Try it> Using the data below, return every line that holds the word "diphosphate".

==== Input for this task ====

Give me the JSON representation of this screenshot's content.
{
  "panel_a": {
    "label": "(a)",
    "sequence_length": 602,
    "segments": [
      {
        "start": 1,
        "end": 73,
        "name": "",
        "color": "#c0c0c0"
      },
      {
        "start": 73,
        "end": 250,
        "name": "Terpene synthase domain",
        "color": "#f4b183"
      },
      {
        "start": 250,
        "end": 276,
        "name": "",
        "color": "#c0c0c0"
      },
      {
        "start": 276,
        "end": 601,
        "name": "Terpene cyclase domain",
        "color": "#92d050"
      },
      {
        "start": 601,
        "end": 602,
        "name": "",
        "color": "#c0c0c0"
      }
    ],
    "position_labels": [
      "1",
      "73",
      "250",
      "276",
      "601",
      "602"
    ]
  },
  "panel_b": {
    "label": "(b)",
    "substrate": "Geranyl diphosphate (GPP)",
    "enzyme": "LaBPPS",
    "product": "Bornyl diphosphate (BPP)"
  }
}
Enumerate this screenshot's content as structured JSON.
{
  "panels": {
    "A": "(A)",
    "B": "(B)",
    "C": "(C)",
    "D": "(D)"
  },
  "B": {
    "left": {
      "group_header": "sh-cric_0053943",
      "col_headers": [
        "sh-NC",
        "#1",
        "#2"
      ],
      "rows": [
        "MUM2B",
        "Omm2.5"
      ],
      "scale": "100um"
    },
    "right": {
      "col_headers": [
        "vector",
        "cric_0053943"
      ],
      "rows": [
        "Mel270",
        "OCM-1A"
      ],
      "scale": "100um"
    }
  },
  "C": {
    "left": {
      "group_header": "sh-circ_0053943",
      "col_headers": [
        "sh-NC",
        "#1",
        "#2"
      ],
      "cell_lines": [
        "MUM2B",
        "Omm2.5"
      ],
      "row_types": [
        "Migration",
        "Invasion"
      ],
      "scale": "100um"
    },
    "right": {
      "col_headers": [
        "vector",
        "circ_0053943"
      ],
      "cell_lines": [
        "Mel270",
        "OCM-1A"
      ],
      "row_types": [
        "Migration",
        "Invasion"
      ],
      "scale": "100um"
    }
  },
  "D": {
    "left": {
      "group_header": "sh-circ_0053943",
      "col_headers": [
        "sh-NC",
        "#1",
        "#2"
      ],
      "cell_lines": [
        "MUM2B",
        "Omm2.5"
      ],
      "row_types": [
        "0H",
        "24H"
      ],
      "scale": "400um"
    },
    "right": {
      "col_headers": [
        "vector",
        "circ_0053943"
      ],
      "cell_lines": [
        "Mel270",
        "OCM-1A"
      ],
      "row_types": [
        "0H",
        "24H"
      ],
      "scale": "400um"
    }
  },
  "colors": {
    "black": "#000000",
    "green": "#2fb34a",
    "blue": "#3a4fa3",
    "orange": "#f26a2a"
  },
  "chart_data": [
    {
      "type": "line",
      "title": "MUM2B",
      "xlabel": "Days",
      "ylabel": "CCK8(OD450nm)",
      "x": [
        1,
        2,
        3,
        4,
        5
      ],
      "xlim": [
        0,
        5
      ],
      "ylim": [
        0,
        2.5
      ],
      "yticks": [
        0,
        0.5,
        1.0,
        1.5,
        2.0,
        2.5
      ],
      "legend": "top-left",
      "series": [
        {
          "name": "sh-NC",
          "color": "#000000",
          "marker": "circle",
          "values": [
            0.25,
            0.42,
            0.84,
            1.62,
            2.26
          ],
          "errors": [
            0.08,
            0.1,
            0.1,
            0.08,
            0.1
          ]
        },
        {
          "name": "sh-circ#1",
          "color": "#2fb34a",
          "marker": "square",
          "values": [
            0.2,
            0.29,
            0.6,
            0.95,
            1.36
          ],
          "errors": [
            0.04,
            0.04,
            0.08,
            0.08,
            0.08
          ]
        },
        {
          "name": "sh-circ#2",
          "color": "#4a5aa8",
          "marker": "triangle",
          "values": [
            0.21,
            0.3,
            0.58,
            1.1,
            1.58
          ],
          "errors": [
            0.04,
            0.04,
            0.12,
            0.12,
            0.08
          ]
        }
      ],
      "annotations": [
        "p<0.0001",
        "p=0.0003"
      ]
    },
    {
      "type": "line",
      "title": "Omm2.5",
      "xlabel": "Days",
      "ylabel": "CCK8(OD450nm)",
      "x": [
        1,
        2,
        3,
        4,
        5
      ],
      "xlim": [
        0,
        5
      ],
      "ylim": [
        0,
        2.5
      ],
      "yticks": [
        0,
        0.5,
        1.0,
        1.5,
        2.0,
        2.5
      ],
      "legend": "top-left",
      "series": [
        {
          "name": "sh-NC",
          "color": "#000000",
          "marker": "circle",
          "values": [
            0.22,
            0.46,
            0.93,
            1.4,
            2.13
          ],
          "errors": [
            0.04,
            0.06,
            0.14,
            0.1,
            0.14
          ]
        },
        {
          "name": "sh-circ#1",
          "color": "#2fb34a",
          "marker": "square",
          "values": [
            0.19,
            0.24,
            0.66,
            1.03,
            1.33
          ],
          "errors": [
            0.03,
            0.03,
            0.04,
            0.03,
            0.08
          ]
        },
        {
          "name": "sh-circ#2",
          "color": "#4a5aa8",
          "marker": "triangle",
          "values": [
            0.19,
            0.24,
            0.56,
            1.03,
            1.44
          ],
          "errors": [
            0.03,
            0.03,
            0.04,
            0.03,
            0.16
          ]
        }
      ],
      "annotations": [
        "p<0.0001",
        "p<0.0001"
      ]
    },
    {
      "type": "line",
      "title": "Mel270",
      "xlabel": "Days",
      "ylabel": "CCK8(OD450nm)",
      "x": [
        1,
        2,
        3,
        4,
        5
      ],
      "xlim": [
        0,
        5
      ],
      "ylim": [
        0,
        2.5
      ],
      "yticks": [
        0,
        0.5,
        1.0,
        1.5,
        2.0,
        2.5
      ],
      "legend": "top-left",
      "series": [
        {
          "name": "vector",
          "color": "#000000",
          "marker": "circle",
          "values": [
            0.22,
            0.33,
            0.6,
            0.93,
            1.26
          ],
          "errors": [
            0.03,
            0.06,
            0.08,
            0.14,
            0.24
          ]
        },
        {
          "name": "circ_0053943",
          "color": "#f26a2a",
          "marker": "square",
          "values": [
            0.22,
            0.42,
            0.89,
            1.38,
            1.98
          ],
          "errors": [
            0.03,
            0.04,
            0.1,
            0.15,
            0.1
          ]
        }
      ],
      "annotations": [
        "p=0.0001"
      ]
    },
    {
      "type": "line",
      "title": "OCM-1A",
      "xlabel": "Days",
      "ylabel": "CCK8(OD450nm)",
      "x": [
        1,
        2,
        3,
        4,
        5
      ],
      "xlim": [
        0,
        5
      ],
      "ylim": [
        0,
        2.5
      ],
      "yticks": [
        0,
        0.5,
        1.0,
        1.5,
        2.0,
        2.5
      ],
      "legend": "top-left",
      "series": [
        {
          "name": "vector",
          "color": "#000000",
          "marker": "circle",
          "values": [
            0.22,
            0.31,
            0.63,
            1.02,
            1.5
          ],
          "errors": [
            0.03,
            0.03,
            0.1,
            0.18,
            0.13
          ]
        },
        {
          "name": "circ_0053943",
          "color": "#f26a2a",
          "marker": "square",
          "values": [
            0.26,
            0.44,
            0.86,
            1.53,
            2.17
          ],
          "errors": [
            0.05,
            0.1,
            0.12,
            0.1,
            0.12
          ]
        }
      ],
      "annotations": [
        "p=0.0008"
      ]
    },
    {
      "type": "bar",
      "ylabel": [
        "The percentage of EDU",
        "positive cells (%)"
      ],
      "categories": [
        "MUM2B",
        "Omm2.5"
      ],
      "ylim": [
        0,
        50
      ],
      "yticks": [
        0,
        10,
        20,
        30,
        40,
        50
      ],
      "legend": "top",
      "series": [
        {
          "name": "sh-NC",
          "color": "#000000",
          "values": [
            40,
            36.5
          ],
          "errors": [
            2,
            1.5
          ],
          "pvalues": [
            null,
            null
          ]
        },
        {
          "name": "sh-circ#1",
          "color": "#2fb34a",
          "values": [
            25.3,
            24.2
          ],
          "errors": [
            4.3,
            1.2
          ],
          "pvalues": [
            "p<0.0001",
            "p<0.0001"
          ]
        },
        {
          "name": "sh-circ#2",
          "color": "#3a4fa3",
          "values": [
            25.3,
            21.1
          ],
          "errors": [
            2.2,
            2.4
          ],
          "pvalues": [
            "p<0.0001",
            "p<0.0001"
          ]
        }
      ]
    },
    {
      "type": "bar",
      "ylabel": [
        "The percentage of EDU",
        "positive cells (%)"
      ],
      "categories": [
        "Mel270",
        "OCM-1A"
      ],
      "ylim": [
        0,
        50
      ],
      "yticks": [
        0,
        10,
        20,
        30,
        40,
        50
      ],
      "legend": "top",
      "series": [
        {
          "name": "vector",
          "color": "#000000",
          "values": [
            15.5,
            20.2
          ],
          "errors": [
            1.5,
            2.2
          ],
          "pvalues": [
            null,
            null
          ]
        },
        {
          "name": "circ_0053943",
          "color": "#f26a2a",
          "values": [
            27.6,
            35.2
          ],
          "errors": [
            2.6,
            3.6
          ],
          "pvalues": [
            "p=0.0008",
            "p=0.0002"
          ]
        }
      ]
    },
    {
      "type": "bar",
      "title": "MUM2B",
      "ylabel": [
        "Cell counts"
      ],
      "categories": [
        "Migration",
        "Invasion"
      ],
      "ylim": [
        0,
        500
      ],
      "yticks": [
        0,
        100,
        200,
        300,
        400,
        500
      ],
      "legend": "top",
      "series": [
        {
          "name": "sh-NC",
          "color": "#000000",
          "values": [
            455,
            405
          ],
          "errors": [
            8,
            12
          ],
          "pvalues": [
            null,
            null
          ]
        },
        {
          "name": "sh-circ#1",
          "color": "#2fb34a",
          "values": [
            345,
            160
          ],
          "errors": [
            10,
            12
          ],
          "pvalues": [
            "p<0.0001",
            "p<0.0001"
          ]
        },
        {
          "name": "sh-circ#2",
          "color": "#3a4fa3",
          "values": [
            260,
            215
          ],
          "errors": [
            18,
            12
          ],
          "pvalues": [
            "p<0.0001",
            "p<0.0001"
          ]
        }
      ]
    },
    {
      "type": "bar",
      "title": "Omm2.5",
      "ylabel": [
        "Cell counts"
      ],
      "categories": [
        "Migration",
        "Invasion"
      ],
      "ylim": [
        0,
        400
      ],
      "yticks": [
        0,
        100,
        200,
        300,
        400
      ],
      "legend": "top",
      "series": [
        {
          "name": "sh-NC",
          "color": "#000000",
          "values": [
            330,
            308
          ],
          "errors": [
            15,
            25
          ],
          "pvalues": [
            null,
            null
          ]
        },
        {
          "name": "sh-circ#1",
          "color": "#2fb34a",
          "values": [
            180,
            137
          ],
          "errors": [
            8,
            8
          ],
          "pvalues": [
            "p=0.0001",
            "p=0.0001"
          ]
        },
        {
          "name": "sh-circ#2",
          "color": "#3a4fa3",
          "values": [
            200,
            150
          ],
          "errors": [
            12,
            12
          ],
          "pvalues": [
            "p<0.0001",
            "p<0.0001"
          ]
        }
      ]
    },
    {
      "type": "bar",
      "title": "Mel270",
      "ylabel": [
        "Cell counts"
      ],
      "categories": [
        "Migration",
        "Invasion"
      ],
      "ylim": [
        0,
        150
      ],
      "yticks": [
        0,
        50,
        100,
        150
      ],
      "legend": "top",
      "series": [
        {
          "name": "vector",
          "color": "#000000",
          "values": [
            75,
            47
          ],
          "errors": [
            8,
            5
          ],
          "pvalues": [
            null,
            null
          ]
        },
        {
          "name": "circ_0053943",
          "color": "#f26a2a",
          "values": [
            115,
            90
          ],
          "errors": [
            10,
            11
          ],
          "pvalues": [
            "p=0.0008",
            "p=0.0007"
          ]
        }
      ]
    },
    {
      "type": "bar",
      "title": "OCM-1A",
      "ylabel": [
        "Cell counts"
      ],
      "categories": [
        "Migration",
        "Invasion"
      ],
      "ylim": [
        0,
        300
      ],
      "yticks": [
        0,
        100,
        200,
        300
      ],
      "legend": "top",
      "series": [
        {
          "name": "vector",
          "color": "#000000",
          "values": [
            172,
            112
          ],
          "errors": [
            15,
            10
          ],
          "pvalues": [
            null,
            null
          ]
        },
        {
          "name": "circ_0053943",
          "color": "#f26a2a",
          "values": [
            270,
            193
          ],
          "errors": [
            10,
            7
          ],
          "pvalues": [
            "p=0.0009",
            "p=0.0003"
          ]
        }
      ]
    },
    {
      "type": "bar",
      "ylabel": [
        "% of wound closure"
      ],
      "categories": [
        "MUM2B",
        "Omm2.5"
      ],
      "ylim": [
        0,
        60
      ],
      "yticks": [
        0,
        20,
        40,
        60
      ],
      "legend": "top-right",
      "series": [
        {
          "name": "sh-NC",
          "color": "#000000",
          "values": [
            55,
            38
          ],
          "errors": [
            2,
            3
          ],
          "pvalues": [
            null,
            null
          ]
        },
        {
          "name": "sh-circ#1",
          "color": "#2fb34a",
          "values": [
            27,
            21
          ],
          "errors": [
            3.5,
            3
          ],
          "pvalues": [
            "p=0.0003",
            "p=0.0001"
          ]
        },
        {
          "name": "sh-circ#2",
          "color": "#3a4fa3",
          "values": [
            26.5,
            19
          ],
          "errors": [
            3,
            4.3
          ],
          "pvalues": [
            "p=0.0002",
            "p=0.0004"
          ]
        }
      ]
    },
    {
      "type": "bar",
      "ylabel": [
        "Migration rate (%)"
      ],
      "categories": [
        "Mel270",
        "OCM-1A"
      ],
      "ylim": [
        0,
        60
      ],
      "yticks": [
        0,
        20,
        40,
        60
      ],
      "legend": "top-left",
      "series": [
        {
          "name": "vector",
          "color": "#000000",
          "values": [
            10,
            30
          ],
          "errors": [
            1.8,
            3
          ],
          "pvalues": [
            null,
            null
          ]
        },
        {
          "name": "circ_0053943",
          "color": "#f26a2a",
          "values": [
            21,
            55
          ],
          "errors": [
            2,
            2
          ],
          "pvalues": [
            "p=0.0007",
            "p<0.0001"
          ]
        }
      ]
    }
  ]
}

====

Answer space>
    "substrate": "Geranyl diphosphate (GPP)",
    "product": "Bornyl diphosphate (BPP)"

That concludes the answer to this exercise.